-- Problem statement --
Find the word "snowy" in the material below and gather every line that contains it.

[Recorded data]
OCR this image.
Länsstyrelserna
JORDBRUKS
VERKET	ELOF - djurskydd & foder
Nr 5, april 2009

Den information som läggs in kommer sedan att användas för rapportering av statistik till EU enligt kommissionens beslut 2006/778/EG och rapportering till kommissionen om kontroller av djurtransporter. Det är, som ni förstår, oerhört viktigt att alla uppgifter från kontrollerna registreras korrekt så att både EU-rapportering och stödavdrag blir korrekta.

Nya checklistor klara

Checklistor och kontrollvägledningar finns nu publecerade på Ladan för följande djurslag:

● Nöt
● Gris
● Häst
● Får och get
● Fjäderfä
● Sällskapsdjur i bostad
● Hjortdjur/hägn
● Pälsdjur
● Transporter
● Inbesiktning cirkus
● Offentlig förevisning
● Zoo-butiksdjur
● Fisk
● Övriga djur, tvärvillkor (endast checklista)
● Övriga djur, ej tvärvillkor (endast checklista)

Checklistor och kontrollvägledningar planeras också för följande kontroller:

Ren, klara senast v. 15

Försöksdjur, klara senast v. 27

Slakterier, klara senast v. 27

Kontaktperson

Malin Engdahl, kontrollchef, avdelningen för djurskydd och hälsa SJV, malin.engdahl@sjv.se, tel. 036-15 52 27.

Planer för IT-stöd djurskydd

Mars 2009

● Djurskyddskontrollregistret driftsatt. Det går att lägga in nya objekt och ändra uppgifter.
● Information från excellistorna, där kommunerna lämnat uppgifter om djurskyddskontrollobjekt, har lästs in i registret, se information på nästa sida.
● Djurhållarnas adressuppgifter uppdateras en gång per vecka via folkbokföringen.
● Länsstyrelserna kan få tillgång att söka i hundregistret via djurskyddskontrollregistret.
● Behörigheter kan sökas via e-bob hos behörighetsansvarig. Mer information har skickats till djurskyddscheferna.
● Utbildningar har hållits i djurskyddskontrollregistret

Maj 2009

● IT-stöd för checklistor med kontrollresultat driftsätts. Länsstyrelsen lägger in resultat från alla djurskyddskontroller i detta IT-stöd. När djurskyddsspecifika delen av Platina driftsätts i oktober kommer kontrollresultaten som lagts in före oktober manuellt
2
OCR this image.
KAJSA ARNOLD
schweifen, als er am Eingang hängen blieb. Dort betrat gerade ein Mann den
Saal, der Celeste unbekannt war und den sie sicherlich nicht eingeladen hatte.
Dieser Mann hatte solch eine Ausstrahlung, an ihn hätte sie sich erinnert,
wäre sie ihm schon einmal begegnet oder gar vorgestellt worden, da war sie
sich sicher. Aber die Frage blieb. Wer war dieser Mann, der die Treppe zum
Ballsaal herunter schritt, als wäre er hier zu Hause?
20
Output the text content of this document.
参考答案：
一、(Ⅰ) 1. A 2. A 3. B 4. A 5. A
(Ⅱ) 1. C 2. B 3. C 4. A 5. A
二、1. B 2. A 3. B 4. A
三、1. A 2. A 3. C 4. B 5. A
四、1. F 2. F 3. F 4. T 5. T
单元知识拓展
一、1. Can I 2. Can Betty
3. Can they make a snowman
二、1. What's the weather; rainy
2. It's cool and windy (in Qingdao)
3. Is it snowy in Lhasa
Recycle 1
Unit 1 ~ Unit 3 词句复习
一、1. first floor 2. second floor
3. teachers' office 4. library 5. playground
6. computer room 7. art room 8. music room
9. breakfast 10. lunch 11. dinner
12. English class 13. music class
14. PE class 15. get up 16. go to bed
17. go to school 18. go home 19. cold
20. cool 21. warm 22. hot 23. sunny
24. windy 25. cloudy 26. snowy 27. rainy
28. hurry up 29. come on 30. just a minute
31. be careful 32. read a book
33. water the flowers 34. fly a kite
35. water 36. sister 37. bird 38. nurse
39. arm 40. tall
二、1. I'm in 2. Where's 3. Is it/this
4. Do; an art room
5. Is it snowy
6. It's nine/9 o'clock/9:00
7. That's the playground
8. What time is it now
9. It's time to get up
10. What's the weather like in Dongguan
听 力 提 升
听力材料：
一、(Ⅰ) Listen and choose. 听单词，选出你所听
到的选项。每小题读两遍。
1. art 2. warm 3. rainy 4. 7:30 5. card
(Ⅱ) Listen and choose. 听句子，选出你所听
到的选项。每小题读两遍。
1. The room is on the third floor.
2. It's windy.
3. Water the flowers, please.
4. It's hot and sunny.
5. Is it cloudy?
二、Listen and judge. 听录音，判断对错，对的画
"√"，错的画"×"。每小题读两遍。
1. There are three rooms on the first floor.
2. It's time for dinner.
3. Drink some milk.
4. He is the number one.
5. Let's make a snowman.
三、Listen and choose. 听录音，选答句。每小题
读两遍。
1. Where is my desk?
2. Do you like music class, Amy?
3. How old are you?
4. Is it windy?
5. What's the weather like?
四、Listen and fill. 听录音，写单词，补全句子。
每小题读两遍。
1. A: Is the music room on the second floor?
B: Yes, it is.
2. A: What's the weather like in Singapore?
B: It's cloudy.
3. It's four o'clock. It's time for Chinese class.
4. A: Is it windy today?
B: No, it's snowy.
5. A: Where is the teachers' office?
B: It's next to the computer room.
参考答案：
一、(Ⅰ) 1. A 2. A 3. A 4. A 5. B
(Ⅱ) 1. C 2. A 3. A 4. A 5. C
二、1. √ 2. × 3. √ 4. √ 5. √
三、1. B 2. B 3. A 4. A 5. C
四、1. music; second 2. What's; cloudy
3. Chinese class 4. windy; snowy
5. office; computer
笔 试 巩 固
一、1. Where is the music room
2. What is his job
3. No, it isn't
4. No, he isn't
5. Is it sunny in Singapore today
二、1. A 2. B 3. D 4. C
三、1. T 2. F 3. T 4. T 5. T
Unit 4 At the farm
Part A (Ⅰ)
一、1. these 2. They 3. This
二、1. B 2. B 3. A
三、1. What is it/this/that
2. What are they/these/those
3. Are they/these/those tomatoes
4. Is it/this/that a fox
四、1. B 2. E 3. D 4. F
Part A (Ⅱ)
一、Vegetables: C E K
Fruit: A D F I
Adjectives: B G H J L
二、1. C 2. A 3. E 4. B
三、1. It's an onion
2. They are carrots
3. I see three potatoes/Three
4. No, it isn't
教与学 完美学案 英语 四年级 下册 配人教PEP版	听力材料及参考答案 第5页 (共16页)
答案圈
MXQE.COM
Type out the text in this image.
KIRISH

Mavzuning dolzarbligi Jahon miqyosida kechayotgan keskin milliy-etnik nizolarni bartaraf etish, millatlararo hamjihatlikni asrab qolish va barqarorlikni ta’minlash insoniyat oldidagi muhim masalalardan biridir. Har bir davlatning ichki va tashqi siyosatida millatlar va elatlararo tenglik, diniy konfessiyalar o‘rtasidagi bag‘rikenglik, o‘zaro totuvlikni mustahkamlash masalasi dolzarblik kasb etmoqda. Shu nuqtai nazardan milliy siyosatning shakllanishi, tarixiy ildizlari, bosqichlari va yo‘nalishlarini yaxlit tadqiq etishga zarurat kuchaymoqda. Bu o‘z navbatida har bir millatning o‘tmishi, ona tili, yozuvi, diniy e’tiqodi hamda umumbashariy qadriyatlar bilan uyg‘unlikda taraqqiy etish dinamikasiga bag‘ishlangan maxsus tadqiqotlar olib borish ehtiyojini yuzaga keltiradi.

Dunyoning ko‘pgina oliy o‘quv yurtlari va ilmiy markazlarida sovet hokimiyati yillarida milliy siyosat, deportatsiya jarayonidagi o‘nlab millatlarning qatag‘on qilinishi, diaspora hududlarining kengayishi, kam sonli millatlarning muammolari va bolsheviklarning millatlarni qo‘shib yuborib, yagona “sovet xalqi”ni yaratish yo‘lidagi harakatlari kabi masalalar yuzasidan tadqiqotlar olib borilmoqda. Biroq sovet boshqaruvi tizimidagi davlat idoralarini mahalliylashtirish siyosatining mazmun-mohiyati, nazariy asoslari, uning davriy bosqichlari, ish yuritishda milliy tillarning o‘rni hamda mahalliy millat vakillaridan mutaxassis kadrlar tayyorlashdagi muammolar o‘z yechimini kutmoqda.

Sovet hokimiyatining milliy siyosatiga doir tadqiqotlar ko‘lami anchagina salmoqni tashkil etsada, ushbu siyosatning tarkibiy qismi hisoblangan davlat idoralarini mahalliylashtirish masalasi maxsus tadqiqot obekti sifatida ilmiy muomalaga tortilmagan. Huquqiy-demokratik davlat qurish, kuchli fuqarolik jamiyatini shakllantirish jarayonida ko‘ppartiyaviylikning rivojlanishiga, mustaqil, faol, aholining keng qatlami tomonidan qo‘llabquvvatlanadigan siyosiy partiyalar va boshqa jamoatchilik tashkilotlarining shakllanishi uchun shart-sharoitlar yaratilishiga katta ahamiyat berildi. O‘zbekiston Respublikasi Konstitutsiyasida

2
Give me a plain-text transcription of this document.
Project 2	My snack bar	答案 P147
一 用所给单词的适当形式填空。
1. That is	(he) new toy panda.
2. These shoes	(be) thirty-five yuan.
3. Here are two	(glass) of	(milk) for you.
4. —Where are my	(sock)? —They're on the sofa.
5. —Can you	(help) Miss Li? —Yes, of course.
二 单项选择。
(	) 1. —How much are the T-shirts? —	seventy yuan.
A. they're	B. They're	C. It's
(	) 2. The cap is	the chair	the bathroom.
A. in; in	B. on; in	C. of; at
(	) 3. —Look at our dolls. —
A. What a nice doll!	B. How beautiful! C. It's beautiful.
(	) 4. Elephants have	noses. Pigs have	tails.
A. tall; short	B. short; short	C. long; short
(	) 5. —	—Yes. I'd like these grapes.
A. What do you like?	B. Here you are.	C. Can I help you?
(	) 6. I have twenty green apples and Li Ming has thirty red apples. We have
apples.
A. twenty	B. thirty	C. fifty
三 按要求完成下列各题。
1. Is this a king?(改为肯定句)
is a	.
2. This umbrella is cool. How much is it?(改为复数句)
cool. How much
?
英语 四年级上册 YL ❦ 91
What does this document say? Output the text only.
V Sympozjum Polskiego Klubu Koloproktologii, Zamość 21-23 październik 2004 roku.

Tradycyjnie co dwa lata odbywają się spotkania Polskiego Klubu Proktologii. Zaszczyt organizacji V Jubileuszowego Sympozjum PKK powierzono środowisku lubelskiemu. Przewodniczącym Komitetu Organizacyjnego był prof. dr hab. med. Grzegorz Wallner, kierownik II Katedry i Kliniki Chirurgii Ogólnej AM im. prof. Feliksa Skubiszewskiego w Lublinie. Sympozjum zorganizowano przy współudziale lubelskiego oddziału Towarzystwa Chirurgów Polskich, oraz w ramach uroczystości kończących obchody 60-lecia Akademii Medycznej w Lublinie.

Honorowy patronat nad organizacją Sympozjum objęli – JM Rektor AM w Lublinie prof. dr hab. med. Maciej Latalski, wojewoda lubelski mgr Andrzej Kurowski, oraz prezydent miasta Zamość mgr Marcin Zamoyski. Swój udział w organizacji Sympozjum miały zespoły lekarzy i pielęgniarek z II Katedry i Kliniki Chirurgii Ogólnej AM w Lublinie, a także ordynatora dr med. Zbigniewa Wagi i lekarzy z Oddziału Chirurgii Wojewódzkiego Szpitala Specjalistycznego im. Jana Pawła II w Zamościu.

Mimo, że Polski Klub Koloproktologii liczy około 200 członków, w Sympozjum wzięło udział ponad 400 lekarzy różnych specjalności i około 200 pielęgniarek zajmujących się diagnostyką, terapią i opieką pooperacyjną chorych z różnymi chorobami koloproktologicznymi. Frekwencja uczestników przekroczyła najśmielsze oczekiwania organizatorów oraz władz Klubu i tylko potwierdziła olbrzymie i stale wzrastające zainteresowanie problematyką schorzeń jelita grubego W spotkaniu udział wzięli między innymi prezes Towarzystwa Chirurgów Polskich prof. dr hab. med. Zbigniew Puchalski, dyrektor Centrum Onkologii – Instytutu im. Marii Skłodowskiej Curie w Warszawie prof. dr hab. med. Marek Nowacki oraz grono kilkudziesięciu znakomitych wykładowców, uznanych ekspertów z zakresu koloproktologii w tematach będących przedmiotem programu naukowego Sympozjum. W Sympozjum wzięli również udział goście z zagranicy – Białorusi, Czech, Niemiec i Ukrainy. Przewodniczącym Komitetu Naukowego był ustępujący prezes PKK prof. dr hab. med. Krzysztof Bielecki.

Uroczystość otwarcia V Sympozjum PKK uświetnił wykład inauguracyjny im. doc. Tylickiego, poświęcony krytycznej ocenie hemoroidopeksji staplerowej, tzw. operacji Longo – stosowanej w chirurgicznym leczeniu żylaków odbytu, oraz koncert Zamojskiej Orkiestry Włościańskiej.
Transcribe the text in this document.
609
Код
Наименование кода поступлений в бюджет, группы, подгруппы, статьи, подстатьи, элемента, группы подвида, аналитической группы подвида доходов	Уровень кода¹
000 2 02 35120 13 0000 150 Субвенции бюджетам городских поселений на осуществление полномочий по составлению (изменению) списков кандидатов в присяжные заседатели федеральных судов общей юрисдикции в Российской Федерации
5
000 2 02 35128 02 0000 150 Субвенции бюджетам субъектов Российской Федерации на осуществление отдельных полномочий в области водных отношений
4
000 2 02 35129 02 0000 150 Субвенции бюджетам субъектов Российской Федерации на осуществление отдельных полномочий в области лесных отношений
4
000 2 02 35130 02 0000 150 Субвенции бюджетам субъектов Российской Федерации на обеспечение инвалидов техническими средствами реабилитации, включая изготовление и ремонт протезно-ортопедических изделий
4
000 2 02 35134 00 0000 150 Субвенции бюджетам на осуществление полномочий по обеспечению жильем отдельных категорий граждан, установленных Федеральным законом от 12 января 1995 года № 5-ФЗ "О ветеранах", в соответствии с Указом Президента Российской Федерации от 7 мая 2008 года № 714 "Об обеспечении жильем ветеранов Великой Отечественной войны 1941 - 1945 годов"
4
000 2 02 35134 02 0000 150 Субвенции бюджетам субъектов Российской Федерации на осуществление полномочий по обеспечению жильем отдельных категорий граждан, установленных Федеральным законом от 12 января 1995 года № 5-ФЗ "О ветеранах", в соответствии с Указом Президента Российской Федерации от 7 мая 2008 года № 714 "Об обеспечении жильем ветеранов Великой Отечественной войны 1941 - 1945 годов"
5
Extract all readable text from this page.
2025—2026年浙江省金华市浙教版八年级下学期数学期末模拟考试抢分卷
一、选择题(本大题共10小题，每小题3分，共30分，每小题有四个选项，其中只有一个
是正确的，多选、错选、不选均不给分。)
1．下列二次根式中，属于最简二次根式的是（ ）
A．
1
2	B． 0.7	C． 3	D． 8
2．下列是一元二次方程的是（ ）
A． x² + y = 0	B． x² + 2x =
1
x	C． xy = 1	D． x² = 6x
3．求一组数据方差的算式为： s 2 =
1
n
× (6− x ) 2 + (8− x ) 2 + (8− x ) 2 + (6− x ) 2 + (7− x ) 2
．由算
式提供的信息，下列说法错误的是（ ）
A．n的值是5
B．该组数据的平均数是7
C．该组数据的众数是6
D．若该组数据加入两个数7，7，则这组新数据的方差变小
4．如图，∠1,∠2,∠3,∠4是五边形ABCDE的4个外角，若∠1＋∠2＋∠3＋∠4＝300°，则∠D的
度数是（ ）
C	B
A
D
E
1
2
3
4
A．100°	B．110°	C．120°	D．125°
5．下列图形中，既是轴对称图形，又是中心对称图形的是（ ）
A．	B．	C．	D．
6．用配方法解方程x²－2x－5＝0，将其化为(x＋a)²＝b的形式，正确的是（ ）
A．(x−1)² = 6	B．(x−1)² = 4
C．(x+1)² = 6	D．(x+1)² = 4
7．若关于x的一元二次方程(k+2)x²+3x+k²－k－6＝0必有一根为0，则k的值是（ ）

-- Response below --
3. Is it snowy in Lhasa
24. windy 25. cloudy 26. snowy 27. rainy
5. Is it snowy
B: No, it's snowy.
3. Chinese class 4. windy; snowy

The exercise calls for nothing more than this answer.